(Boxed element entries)
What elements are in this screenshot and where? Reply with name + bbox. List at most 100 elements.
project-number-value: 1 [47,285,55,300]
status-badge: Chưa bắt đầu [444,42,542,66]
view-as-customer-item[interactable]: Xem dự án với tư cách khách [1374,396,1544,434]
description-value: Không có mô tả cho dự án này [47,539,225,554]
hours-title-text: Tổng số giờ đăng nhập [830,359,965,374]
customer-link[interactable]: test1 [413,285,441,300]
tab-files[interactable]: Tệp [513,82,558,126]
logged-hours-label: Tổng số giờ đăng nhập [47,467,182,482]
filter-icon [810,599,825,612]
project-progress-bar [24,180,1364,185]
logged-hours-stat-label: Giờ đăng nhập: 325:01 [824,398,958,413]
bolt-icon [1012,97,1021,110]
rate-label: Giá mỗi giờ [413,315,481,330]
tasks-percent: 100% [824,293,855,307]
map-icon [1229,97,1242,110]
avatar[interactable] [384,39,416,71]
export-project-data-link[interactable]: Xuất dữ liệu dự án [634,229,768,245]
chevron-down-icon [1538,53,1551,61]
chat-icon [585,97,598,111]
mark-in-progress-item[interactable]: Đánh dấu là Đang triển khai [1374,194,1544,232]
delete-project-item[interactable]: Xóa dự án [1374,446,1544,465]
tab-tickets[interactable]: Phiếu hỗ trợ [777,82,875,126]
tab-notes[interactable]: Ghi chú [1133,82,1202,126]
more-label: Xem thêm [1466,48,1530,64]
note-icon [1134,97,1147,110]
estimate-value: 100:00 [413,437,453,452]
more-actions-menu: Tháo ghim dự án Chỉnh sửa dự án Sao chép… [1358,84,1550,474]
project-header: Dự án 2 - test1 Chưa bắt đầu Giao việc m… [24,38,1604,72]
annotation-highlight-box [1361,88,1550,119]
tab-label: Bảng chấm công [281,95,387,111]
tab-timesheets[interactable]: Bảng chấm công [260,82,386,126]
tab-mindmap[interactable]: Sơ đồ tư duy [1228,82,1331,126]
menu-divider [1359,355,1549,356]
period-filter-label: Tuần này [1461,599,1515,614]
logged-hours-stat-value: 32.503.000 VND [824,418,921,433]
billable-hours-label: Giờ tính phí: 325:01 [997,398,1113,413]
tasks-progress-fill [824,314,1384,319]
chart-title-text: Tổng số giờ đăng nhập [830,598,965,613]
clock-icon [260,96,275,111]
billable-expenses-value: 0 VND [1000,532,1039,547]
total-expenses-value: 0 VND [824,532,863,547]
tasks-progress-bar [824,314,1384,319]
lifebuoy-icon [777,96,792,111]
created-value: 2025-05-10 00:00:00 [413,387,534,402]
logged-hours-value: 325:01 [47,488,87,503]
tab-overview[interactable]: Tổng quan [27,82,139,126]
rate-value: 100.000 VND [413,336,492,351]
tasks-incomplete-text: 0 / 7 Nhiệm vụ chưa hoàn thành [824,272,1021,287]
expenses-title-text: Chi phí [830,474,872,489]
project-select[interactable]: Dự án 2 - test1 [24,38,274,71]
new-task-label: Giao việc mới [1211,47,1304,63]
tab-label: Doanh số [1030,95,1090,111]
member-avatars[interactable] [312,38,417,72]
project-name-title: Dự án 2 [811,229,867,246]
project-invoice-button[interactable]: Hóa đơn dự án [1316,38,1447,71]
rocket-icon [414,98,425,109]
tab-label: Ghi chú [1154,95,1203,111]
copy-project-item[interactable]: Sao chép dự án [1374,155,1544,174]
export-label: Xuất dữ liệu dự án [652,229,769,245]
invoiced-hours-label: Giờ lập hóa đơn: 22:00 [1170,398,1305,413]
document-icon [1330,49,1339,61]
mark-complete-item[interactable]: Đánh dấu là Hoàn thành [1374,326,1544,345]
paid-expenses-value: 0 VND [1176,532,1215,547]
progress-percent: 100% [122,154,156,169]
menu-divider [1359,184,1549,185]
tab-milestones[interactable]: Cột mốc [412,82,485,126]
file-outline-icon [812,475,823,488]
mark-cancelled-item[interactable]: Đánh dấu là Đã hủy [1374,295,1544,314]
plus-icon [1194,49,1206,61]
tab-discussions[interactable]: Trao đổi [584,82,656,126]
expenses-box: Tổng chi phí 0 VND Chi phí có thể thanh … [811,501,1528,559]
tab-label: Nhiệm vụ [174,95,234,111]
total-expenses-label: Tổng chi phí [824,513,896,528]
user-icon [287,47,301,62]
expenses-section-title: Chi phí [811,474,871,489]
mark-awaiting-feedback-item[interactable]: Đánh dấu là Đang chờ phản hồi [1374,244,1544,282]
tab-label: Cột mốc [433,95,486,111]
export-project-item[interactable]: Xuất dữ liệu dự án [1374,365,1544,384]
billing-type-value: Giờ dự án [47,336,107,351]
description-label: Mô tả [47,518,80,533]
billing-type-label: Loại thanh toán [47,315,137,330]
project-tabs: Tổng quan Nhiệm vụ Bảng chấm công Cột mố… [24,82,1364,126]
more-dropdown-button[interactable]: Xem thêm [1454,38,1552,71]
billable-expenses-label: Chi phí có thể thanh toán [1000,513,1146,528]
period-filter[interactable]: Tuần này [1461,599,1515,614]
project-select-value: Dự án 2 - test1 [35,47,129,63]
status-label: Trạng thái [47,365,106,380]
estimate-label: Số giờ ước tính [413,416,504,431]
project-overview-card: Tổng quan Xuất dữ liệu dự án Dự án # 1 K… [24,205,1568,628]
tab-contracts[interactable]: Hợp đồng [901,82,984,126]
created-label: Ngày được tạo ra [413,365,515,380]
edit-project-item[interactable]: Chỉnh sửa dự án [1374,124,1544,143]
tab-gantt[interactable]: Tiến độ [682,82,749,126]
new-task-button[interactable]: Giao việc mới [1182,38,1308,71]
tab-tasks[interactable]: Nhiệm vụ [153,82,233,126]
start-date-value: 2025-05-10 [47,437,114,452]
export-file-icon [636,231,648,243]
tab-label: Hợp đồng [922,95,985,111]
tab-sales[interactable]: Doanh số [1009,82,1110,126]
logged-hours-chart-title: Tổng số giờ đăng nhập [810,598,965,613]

### REQUIRED WORK
Turn these lines into a JSON list of strings, one string per line, skipping any blank lines.

### WRITTEN RESPONSE
[
  "What elements are in this screenshot and where? Reply with name + bbox. List at most 100 elements.",
  "project-number-value: 1 [47,285,55,300]",
  "status-badge: Chưa bắt đầu [444,42,542,66]",
  "view-as-customer-item[interactable]: Xem dự án với tư cách khách [1374,396,1544,434]",
  "description-value: Không có mô tả cho dự án này [47,539,225,554]",
  "hours-title-text: Tổng số giờ đăng nhập [830,359,965,374]",
  "customer-link[interactable]: test1 [413,285,441,300]",
  "tab-files[interactable]: Tệp [513,82,558,126]",
  "logged-hours-label: Tổng số giờ đăng nhập [47,467,182,482]",
  "filter-icon [810,599,825,612]",
  "project-progress-bar [24,180,1364,185]",
  "logged-hours-stat-label: Giờ đăng nhập: 325:01 [824,398,958,413]",
  "bolt-icon [1012,97,1021,110]",
  "rate-label: Giá mỗi giờ [413,315,481,330]",
  "tasks-percent: 100% [824,293,855,307]",
  "map-icon [1229,97,1242,110]",
  "avatar[interactable] [384,39,416,71]",
  "export-project-data-link[interactable]: Xuất dữ liệu dự án [634,229,768,245]",
  "chevron-down-icon [1538,53,1551,61]",
  "chat-icon [585,97,598,111]",
  "mark-in-progress-item[interactable]: Đánh dấu là Đang triển khai [1374,194,1544,232]",
  "delete-project-item[interactable]: Xóa dự án [1374,446,1544,465]",
  "tab-tickets[interactable]: Phiếu hỗ trợ [777,82,875,126]",
  "tab-notes[interactable]: Ghi chú [1133,82,1202,126]",
  "more-label: Xem thêm [1466,48,1530,64]",
  "note-icon [1134,97,1147,110]",
  "estimate-value: 100:00 [413,437,453,452]",
  "more-actions-menu: Tháo ghim dự án Chỉnh sửa dự án Sao chép… [1358,84,1550,474]",
  "project-header: Dự án 2 - test1 Chưa bắt đầu Giao việc m… [24,38,1604,72]",
  "annotation-highlight-box [1361,88,1550,119]",
  "tab-label: Bảng chấm công [281,95,387,111]",
  "tab-timesheets[interactable]: Bảng chấm công [260,82,386,126]",
  "tab-mindmap[interactable]: Sơ đồ tư duy [1228,82,1331,126]",
  "menu-divider [1359,355,1549,356]",
  "period-filter-label: Tuần này [1461,599,1515,614]",
  "logged-hours-stat-value: 32.503.000 VND [824,418,921,433]",
  "billable-hours-label: Giờ tính phí: 325:01 [997,398,1113,413]",
  "tasks-progress-fill [824,314,1384,319]",
  "chart-title-text: Tổng số giờ đăng nhập [830,598,965,613]",
  "clock-icon [260,96,275,111]",
  "billable-expenses-value: 0 VND [1000,532,1039,547]",
  "total-expenses-value: 0 VND [824,532,863,547]",
  "tasks-progress-bar [824,314,1384,319]",
  "lifebuoy-icon [777,96,792,111]",
  "created-value: 2025-05-10 00:00:00 [413,387,534,402]",
  "logged-hours-value: 325:01 [47,488,87,503]",
  "tab-overview[interactable]: Tổng quan [27,82,139,126]",
  "rate-value: 100.000 VND [413,336,492,351]",
  "tasks-incomplete-text: 0 / 7 Nhiệm vụ chưa hoàn thành [824,272,1021,287]",
  "expenses-title-text: Chi phí [830,474,872,489]",
  "project-select[interactable]: Dự án 2 - test1 [24,38,274,71]",
  "new-task-label: Giao việc mới [1211,47,1304,63]",
  "tab-label: Doanh số [1030,95,1090,111]",
  "member-avatars[interactable] [312,38,417,72]",
  "project-name-title: Dự án 2 [811,229,867,246]",
  "project-invoice-button[interactable]: Hóa đơn dự án [1316,38,1447,71]",
  "rocket-icon [414,98,425,109]",
  "tab-label: Ghi chú [1154,95,1203,111]",
  "copy-project-item[interactable]: Sao chép dự án [1374,155,1544,174]",
  "export-label: Xuất dữ liệu dự án [652,229,769,245]",
  "invoiced-hours-label: Giờ lập hóa đơn: 22:00 [1170,398,1305,413]",
  "document-icon [1330,49,1339,61]",
  "mark-complete-item[interactable]: Đánh dấu là Hoàn thành [1374,326,1544,345]",
  "paid-expenses-value: 0 VND [1176,532,1215,547]",
  "progress-percent: 100% [122,154,156,169]",
  "menu-divider [1359,184,1549,185]",
  "tab-milestones[interactable]: Cột mốc [412,82,485,126]",
  "file-outline-icon [812,475,823,488]",
  "mark-cancelled-item[interactable]: Đánh dấu là Đã hủy [1374,295,1544,314]",
  "plus-icon [1194,49,1206,61]",
  "tab-discussions[interactable]: Trao đổi [584,82,656,126]",
  "expenses-box: Tổng chi phí 0 VND Chi phí có thể thanh … [811,501,1528,559]",
  "tab-label: Nhiệm vụ [174,95,234,111]",
  "total-expenses-label: Tổng chi phí [824,513,896,528]",
  "user-icon [287,47,301,62]",
  "expenses-section-title: Chi phí [811,474,871,489]",
  "mark-awaiting-feedback-item[interactable]: Đánh dấu là Đang chờ phản hồi [1374,244,1544,282]",
  "tab-label: Cột mốc [433,95,486,111]",
  "export-project-item[interactable]: Xuất dữ liệu dự án [1374,365,1544,384]",
  "billing-type-value: Giờ dự án [47,336,107,351]",
  "description-label: Mô tả [47,518,80,533]",
  "billing-type-label: Loại thanh toán [47,315,137,330]",
  "project-tabs: Tổng quan Nhiệm vụ Bảng chấm công Cột mố… [24,82,1364,126]",
  "more-dropdown-button[interactable]: Xem thêm [1454,38,1552,71]",
  "billable-expenses-label: Chi phí có thể thanh toán [1000,513,1146,528]",
  "period-filter[interactable]: Tuần này [1461,599,1515,614]",
  "project-select-value: Dự án 2 - test1 [35,47,129,63]",
  "status-label: Trạng thái [47,365,106,380]",
  "estimate-label: Số giờ ước tính [413,416,504,431]",
  "project-overview-card: Tổng quan Xuất dữ liệu dự án Dự án # 1 K… [24,205,1568,628]",
  "tab-contracts[interactable]: Hợp đồng [901,82,984,126]",
  "created-label: Ngày được tạo ra [413,365,515,380]",
  "edit-project-item[interactable]: Chỉnh sửa dự án [1374,124,1544,143]",
  "tab-gantt[interactable]: Tiến độ [682,82,749,126]",
  "new-task-button[interactable]: Giao việc mới [1182,38,1308,71]",
  "tab-tasks[interactable]: Nhiệm vụ [153,82,233,126]",
  "start-date-value: 2025-05-10 [47,437,114,452]",
  "export-file-icon [636,231,648,243]",
  "tab-label: Hợp đồng [922,95,985,111]",
  "tab-sales[interactable]: Doanh số [1009,82,1110,126]",
  "logged-hours-chart-title: Tổng số giờ đăng nhập [810,598,965,613]"
]